___ Listing ___
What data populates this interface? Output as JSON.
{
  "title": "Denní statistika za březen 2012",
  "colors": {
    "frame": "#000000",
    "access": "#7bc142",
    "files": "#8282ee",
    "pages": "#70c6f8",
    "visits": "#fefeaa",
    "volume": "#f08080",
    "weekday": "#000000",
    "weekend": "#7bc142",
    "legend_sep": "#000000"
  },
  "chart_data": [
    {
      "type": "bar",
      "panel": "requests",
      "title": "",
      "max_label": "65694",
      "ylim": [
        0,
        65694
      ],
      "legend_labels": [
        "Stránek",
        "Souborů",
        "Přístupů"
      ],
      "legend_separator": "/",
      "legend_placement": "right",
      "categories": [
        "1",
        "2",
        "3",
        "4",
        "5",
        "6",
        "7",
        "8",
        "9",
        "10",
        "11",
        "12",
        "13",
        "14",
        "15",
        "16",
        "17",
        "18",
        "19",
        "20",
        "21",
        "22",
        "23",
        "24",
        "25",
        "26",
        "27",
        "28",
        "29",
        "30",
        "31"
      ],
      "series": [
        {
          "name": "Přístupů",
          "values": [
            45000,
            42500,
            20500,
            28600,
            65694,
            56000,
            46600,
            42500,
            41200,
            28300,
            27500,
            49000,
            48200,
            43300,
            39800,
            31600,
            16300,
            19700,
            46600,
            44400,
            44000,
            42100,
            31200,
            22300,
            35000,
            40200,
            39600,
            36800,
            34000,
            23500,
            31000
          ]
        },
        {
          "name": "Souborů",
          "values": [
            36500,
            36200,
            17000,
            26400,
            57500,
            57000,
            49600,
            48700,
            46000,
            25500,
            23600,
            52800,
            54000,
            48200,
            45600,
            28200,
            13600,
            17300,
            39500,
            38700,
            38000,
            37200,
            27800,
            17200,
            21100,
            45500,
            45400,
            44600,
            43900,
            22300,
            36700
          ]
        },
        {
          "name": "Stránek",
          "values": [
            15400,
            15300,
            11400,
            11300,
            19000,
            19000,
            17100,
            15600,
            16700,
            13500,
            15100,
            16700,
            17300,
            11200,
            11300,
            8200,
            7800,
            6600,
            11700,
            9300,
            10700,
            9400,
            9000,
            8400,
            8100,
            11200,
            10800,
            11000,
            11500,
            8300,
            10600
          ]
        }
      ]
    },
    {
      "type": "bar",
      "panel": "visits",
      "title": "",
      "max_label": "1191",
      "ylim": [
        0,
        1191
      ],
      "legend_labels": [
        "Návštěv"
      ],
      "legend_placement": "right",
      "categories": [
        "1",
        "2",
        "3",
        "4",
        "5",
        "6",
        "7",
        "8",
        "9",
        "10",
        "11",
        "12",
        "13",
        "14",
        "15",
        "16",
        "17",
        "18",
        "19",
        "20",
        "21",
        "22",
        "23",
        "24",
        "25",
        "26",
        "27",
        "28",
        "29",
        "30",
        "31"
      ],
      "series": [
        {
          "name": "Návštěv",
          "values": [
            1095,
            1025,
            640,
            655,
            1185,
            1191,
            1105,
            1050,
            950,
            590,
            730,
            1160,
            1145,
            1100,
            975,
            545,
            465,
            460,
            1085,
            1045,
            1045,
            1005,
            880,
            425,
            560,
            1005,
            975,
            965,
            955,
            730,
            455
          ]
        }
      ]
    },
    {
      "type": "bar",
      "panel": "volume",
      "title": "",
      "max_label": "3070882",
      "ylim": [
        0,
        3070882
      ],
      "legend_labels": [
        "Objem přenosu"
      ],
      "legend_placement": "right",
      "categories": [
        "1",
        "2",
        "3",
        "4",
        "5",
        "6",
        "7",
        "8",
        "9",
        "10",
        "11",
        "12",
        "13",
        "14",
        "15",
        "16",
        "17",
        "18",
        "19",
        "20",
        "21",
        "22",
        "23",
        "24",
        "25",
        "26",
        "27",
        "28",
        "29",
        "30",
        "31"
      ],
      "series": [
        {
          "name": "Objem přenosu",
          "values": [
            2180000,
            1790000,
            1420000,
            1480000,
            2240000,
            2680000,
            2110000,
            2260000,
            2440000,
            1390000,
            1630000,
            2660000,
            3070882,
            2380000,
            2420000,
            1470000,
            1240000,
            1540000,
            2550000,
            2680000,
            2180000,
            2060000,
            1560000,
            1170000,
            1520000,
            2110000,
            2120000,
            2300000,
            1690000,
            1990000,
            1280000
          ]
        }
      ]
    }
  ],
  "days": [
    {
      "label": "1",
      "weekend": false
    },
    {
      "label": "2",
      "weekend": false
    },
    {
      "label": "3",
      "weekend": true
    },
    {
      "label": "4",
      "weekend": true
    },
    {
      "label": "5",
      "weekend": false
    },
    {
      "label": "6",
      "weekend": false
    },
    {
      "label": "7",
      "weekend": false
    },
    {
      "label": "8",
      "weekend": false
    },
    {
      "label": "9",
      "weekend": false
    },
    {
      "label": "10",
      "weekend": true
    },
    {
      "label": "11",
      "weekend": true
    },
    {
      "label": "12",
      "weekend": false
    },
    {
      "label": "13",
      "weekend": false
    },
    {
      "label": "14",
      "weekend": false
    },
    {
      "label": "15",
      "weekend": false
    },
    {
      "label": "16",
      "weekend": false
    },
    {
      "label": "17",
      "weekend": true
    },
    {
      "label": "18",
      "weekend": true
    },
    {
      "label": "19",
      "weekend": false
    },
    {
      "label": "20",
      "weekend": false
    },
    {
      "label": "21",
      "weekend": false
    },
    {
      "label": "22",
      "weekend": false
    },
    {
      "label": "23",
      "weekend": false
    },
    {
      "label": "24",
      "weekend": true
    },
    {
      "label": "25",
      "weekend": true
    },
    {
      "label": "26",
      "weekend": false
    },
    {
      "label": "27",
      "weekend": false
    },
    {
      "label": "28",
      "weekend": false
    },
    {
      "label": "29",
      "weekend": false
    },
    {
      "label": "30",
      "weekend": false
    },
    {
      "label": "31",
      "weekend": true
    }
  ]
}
___
What to produce: Please reproduce all of the entries exactly as they stand.

Exercise output:
What data populates this interface? Output as JSON.
{
  "title": "Denní statistika za březen 2012",
  "colors": {
    "frame": "#000000",
    "access": "#7bc142",
    "files": "#8282ee",
    "pages": "#70c6f8",
    "visits": "#fefeaa",
    "volume": "#f08080",
    "weekday": "#000000",
    "weekend": "#7bc142",
    "legend_sep": "#000000"
  },
  "chart_data": [
    {
      "type": "bar",
      "panel": "requests",
      "title": "",
      "max_label": "65694",
      "ylim": [
        0,
        65694
      ],
      "legend_labels": [
        "Stránek",
        "Souborů",
        "Přístupů"
      ],
      "legend_separator": "/",
      "legend_placement": "right",
      "categories": [
        "1",
        "2",
        "3",
        "4",
        "5",
        "6",
        "7",
        "8",
        "9",
        "10",
        "11",
        "12",
        "13",
        "14",
        "15",
        "16",
        "17",
        "18",
        "19",
        "20",
        "21",
        "22",
        "23",
        "24",
        "25",
        "26",
        "27",
        "28",
        "29",
        "30",
        "31"
      ],
      "series": [
        {
          "name": "Přístupů",
          "values": [
            45000,
            42500,
            20500,
            28600,
            65694,
            56000,
            46600,
            42500,
            41200,
            28300,
            27500,
            49000,
            48200,
            43300,
            39800,
            31600,
            16300,
            19700,
            46600,
            44400,
            44000,
            42100,
            31200,
            22300,
            35000,
            40200,
            39600,
            36800,
            34000,
            23500,
            31000
          ]
        },
        {
          "name": "Souborů",
          "values": [
            36500,
            36200,
            17000,
            26400,
            57500,
            57000,
            49600,
            48700,
            46000,
            25500,
            23600,
            52800,
            54000,
            48200,
            45600,
            28200,
            13600,
            17300,
            39500,
            38700,
            38000,
            37200,
            27800,
            17200,
            21100,
            45500,
            45400,
            44600,
            43900,
            22300,
            36700
          ]
        },
        {
          "name": "Stránek",
          "values": [
            15400,
            15300,
            11400,
            11300,
            19000,
            19000,
            17100,
            15600,
            16700,
            13500,
            15100,
            16700,
            17300,
            11200,
            11300,
            8200,
            7800,
            6600,
            11700,
            9300,
            10700,
            9400,
            9000,
            8400,
            8100,
            11200,
            10800,
            11000,
            11500,
            8300,
            10600
          ]
        }
      ]
    },
    {
      "type": "bar",
      "panel": "visits",
      "title": "",
      "max_label": "1191",
      "ylim": [
        0,
        1191
      ],
      "legend_labels": [
        "Návštěv"
      ],
      "legend_placement": "right",
      "categories": [
        "1",
        "2",
        "3",
        "4",
        "5",
        "6",
        "7",
        "8",
        "9",
        "10",
        "11",
        "12",
        "13",
        "14",
        "15",
        "16",
        "17",
        "18",
        "19",
        "20",
        "21",
        "22",
        "23",
        "24",
        "25",
        "26",
        "27",
        "28",
        "29",
        "30",
        "31"
      ],
      "series": [
        {
          "name": "Návštěv",
          "values": [
            1095,
            1025,
            640,
            655,
            1185,
            1191,
            1105,
            1050,
            950,
            590,
            730,
            1160,
            1145,
            1100,
            975,
            545,
            465,
            460,
            1085,
            1045,
            1045,
            1005,
            880,
            425,
            560,
            1005,
            975,
            965,
            955,
            730,
            455
          ]
        }
      ]
    },
    {
      "type": "bar",
      "panel": "volume",
      "title": "",
      "max_label": "3070882",
      "ylim": [
        0,
        3070882
      ],
      "legend_labels": [
        "Objem přenosu"
      ],
      "legend_placement": "right",
      "categories": [
        "1",
        "2",
        "3",
        "4",
        "5",
        "6",
        "7",
        "8",
        "9",
        "10",
        "11",
        "12",
        "13",
        "14",
        "15",
        "16",
        "17",
        "18",
        "19",
        "20",
        "21",
        "22",
        "23",
        "24",
        "25",
        "26",
        "27",
        "28",
        "29",
        "30",
        "31"
      ],
      "series": [
        {
          "name": "Objem přenosu",
          "values": [
            2180000,
            1790000,
            1420000,
            1480000,
            2240000,
            2680000,
            2110000,
            2260000,
            2440000,
            1390000,
            1630000,
            2660000,
            3070882,
            2380000,
            2420000,
            1470000,
            1240000,
            1540000,
            2550000,
            2680000,
            2180000,
            2060000,
            1560000,
            1170000,
            1520000,
            2110000,
            2120000,
            2300000,
            1690000,
            1990000,
            1280000
          ]
        }
      ]
    }
  ],
  "days": [
    {
      "label": "1",
      "weekend": false
    },
    {
      "label": "2",
      "weekend": false
    },
    {
      "label": "3",
      "weekend": true
    },
    {
      "label": "4",
      "weekend": true
    },
    {
      "label": "5",
      "weekend": false
    },
    {
      "label": "6",
      "weekend": false
    },
    {
      "label": "7",
      "weekend": false
    },
    {
      "label": "8",
      "weekend": false
    },
    {
      "label": "9",
      "weekend": false
    },
    {
      "label": "10",
      "weekend": true
    },
    {
      "label": "11",
      "weekend": true
    },
    {
      "label": "12",
      "weekend": false
    },
    {
      "label": "13",
      "weekend": false
    },
    {
      "label": "14",
      "weekend": false
    },
    {
      "label": "15",
      "weekend": false
    },
    {
      "label": "16",
      "weekend": false
    },
    {
      "label": "17",
      "weekend": true
    },
    {
      "label": "18",
      "weekend": true
    },
    {
      "label": "19",
      "weekend": false
    },
    {
      "label": "20",
      "weekend": false
    },
    {
      "label": "21",
      "weekend": false
    },
    {
      "label": "22",
      "weekend": false
    },
    {
      "label": "23",
      "weekend": false
    },
    {
      "label": "24",
      "weekend": true
    },
    {
      "label": "25",
      "weekend": true
    },
    {
      "label": "26",
      "weekend": false
    },
    {
      "label": "27",
      "weekend": false
    },
    {
      "label": "28",
      "weekend": false
    },
    {
      "label": "29",
      "weekend": false
    },
    {
      "label": "30",
      "weekend": false
    },
    {
      "label": "31",
      "weekend": true
    }
  ]
}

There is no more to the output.